• WHAT TO WORK ON
Check each line of the data for "saison" and select those that have it.

• SUPPLIED RECORDS
begin
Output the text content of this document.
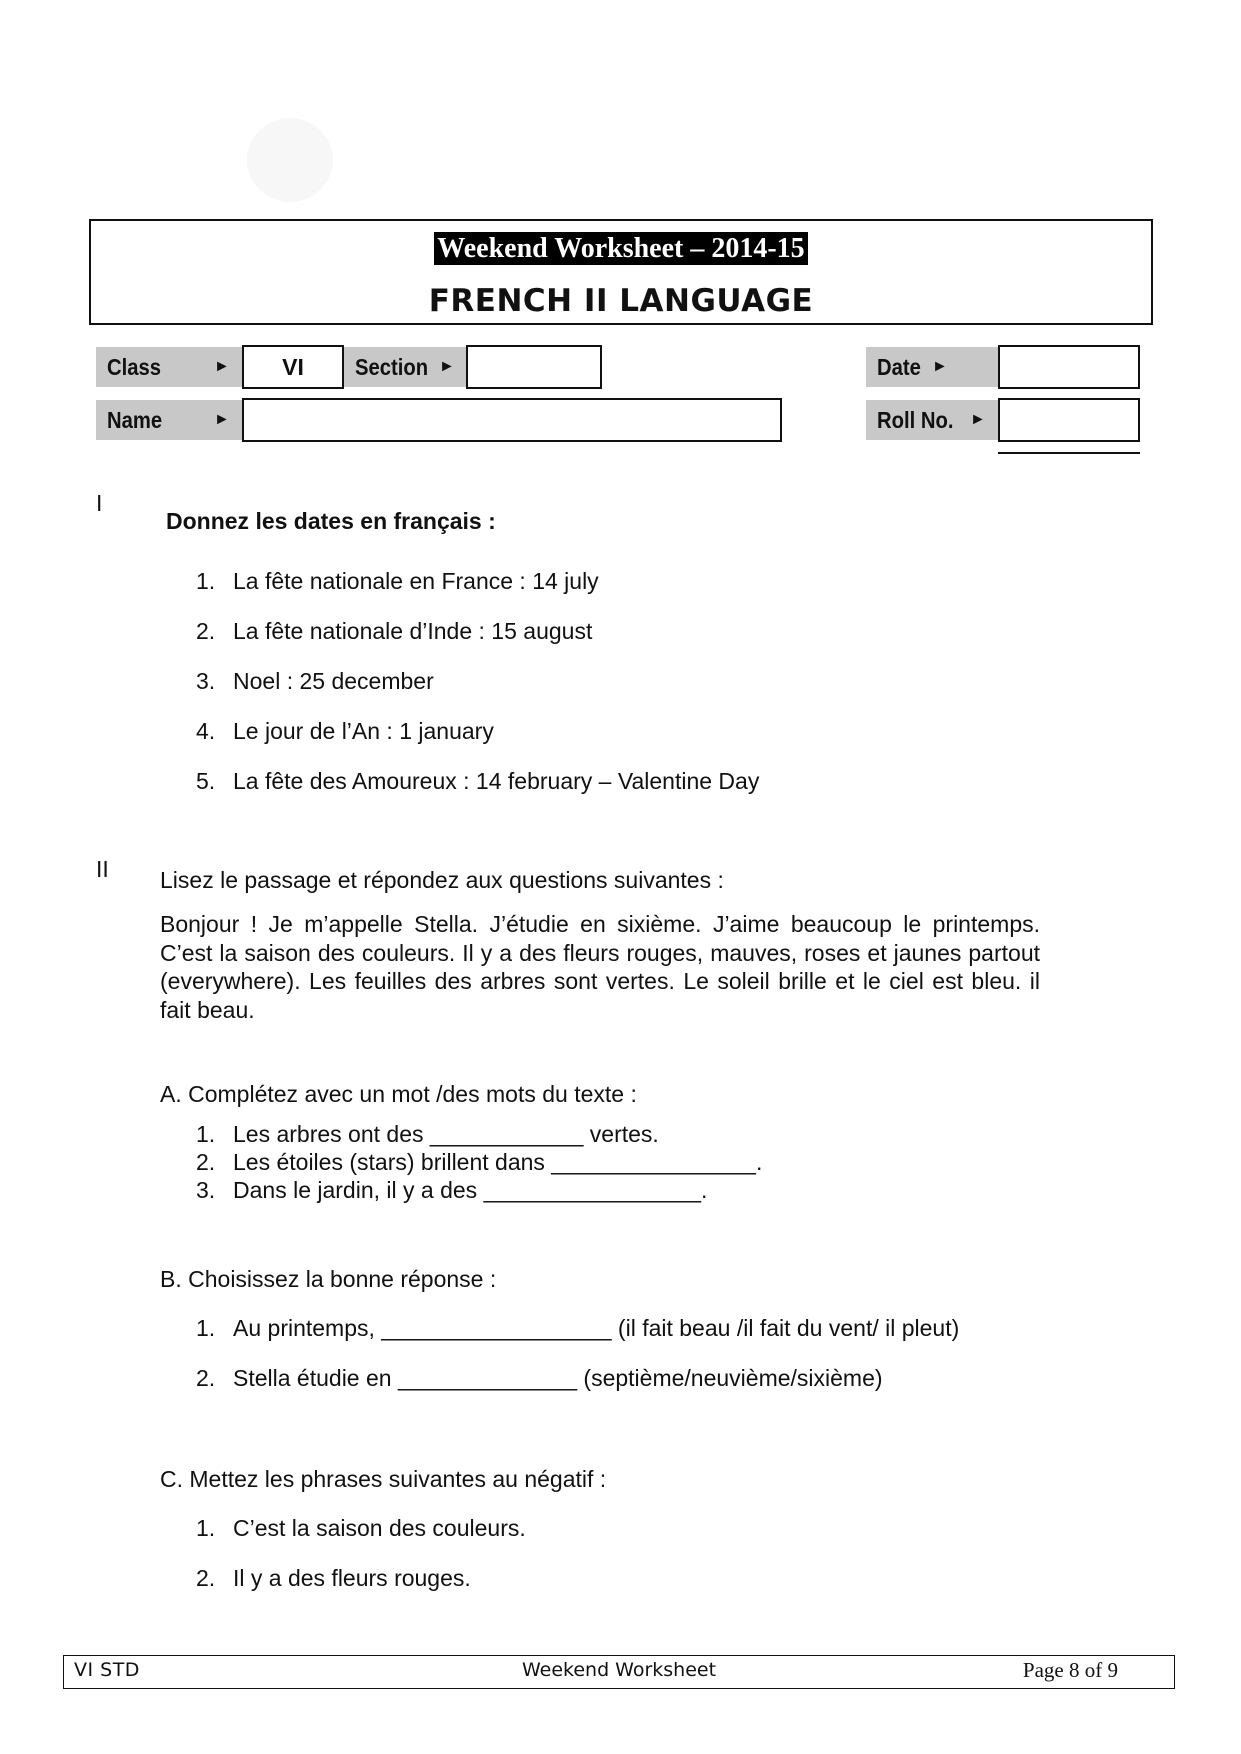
Weekend Worksheet – 2014-15
FRENCH II LANGUAGE
Class	►	VI	Section ►	Date ►
Name	►	Roll No. ►
I
Donnez les dates en français :
1. La fête nationale en France : 14 july
2. La fête nationale d’Inde : 15 august
3. Noel : 25 december
4. Le jour de l’An : 1 january
5. La fête des Amoureux : 14 february – Valentine Day
II Lisez le passage et répondez aux questions suivantes :
Bonjour ! Je m’appelle Stella. J’étudie en sixième. J’aime beaucoup le printemps. C’est la saison des couleurs. Il y a des fleurs rouges, mauves, roses et jaunes partout (everywhere). Les feuilles des arbres sont vertes. Le soleil brille et le ciel est bleu. il fait beau.
A. Complétez avec un mot /des mots du texte :
1. Les arbres ont des ____________ vertes.
2. Les étoiles (stars) brillent dans ________________.
3. Dans le jardin, il y a des _________________.
B. Choisissez la bonne réponse :
1. Au printemps, __________________ (il fait beau /il fait du vent/ il pleut)
2. Stella étudie en ______________ (septième/neuvième/sixième)
C. Mettez les phrases suivantes au négatif :
1. C’est la saison des couleurs.
2. Il y a des fleurs rouges.
VI STD	Weekend Worksheet	Page 8 of 9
end
• FULL SOLUTION
Bonjour ! Je m’appelle Stella. J’étudie en sixième. J’aime beaucoup le printemps. C’est la saison des couleurs. Il y a des fleurs rouges, mauves, roses et jaunes partout (everywhere). Les feuilles des arbres sont vertes. Le soleil brille et le ciel est bleu. il fait beau.
1. C’est la saison des couleurs.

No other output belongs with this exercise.